▶ INSTRUCTIONS FOR THE TASK:
Report how many lines below contain the word "клиентов". Give only the number.

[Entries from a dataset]
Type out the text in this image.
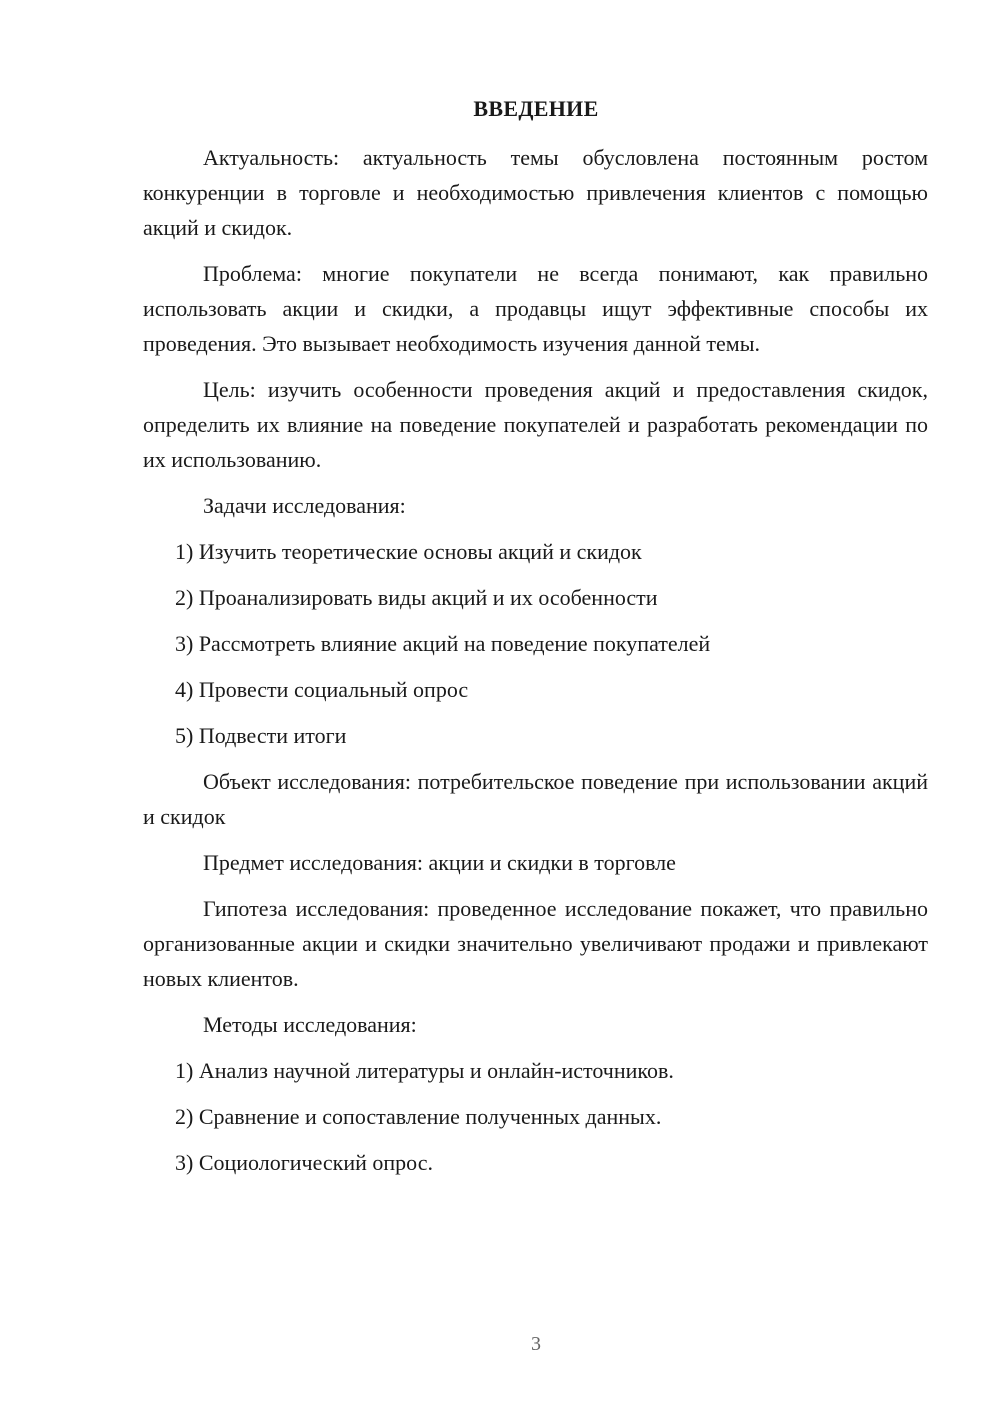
ВВЕДЕНИЕ

Актуальность: актуальность темы обусловлена постоянным ростом конкуренции в торговле и необходимостью привлечения клиентов с помощью акций и скидок.

Проблема: многие покупатели не всегда понимают, как правильно использовать акции и скидки, а продавцы ищут эффективные способы их проведения. Это вызывает необходимость изучения данной темы.

Цель: изучить особенности проведения акций и предоставления скидок, определить их влияние на поведение покупателей и разработать рекомендации по их использованию.

Задачи исследования:

1) Изучить теоретические основы акций и скидок

2) Проанализировать виды акций и их особенности

3) Рассмотреть влияние акций на поведение покупателей

4) Провести социальный опрос

5) Подвести итоги

Объект исследования: потребительское поведение при использовании акций и скидок

Предмет исследования: акции и скидки в торговле

Гипотеза исследования: проведенное исследование покажет, что правильно организованные акции и скидки значительно увеличивают продажи и привлекают новых клиентов.

Методы исследования:

1) Анализ научной литературы и онлайн-источников.

2) Сравнение и сопоставление полученных данных.

3) Социологический опрос.

3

▶ WORKED ANSWER:
2